> [STATED EXERCISE]:
Please transcribe the data that follows without the pictures, keeping every word the same.

○ ○ ○ ○ ○

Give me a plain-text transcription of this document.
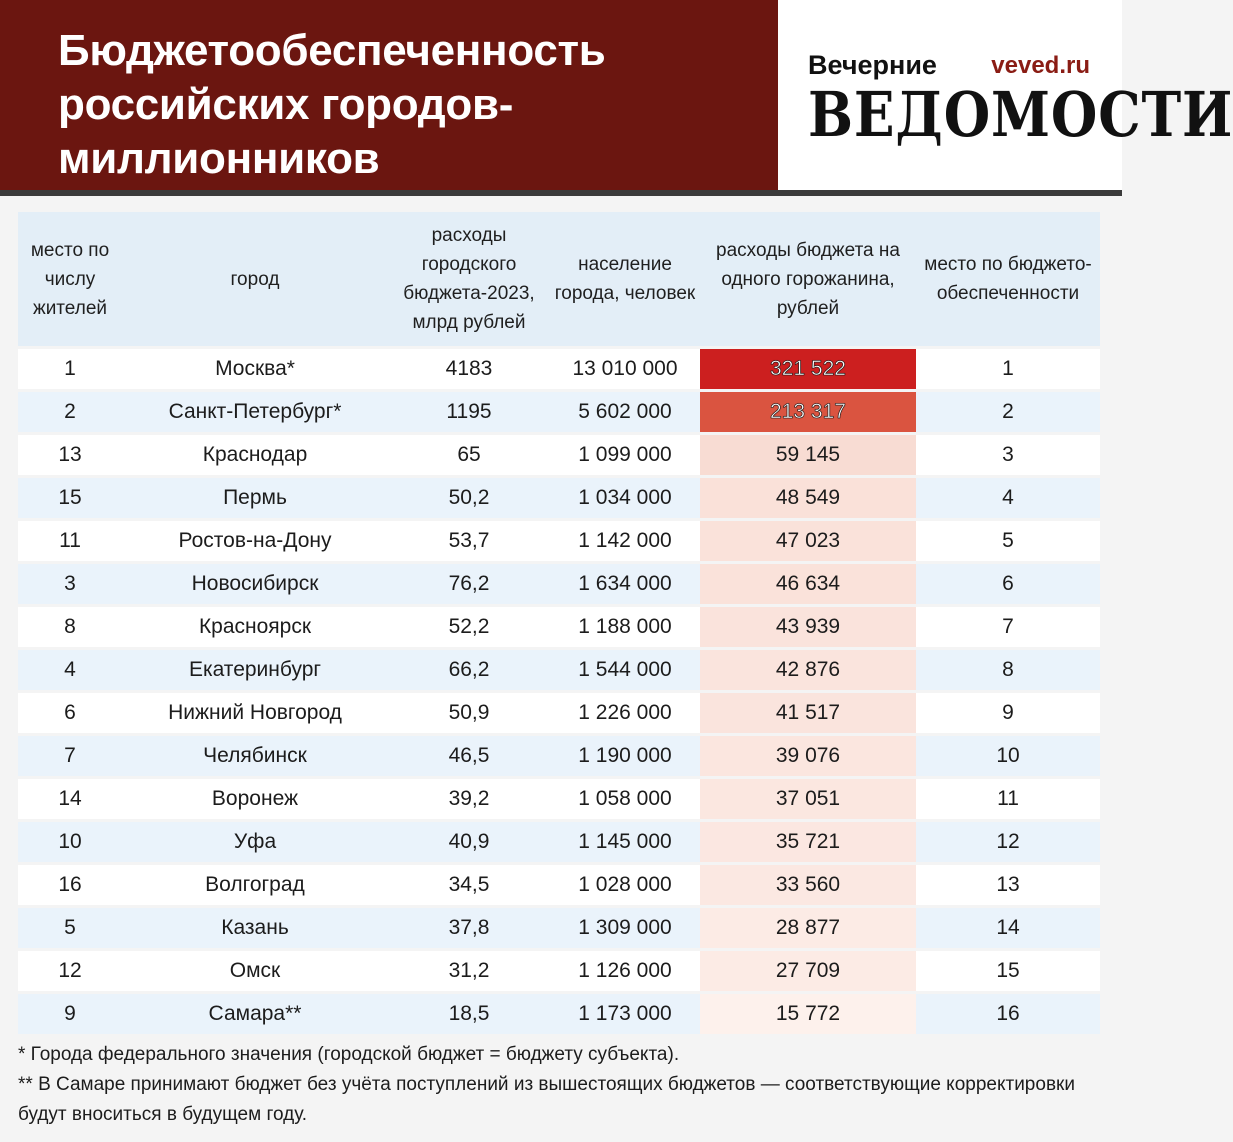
Бюджетообеспеченность
российских городов-
миллионников
Вечерние veved.ru
ВЕДОМОСТИ
место по числу жителей	город	расходы городского бюджета-2023, млрд рублей	население города, человек	расходы бюджета на одного горожанина, рублей	место по бюджето-обеспеченности
1	Москва*	4183	13 010 000	321 522	1
2	Санкт-Петербург*	1195	5 602 000	213 317	2
13	Краснодар	65	1 099 000	59 145	3
15	Пермь	50,2	1 034 000	48 549	4
11	Ростов-на-Дону	53,7	1 142 000	47 023	5
3	Новосибирск	76,2	1 634 000	46 634	6
8	Красноярск	52,2	1 188 000	43 939	7
4	Екатеринбург	66,2	1 544 000	42 876	8
6	Нижний Новгород	50,9	1 226 000	41 517	9
7	Челябинск	46,5	1 190 000	39 076	10
14	Воронеж	39,2	1 058 000	37 051	11
10	Уфа	40,9	1 145 000	35 721	12
16	Волгоград	34,5	1 028 000	33 560	13
5	Казань	37,8	1 309 000	28 877	14
12	Омск	31,2	1 126 000	27 709	15
9	Самара**	18,5	1 173 000	15 772	16

* Города федерального значения (городской бюджет = бюджету субъекта).

** В Самаре принимают бюджет без учёта поступлений из вышестоящих бюджетов — соответствующие корректировки будут вноситься в будущем году.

○ ○ ○ ○ ○

> [FULL RESPONSE]:
Give me a plain-text transcription of this document.
Бюджетообеспеченность
российских городов-
миллионников
Вечерние veved.ru
ВЕДОМОСТИ
место по числу жителей	город	расходы городского бюджета-2023, млрд рублей	население города, человек	расходы бюджета на одного горожанина, рублей	место по бюджето-обеспеченности
1	Москва*	4183	13 010 000	321 522	1
2	Санкт-Петербург*	1195	5 602 000	213 317	2
13	Краснодар	65	1 099 000	59 145	3
15	Пермь	50,2	1 034 000	48 549	4
11	Ростов-на-Дону	53,7	1 142 000	47 023	5
3	Новосибирск	76,2	1 634 000	46 634	6
8	Красноярск	52,2	1 188 000	43 939	7
4	Екатеринбург	66,2	1 544 000	42 876	8
6	Нижний Новгород	50,9	1 226 000	41 517	9
7	Челябинск	46,5	1 190 000	39 076	10
14	Воронеж	39,2	1 058 000	37 051	11
10	Уфа	40,9	1 145 000	35 721	12
16	Волгоград	34,5	1 028 000	33 560	13
5	Казань	37,8	1 309 000	28 877	14
12	Омск	31,2	1 126 000	27 709	15
9	Самара**	18,5	1 173 000	15 772	16

* Города федерального значения (городской бюджет = бюджету субъекта).

** В Самаре принимают бюджет без учёта поступлений из вышестоящих бюджетов — соответствующие корректировки будут вноситься в будущем году.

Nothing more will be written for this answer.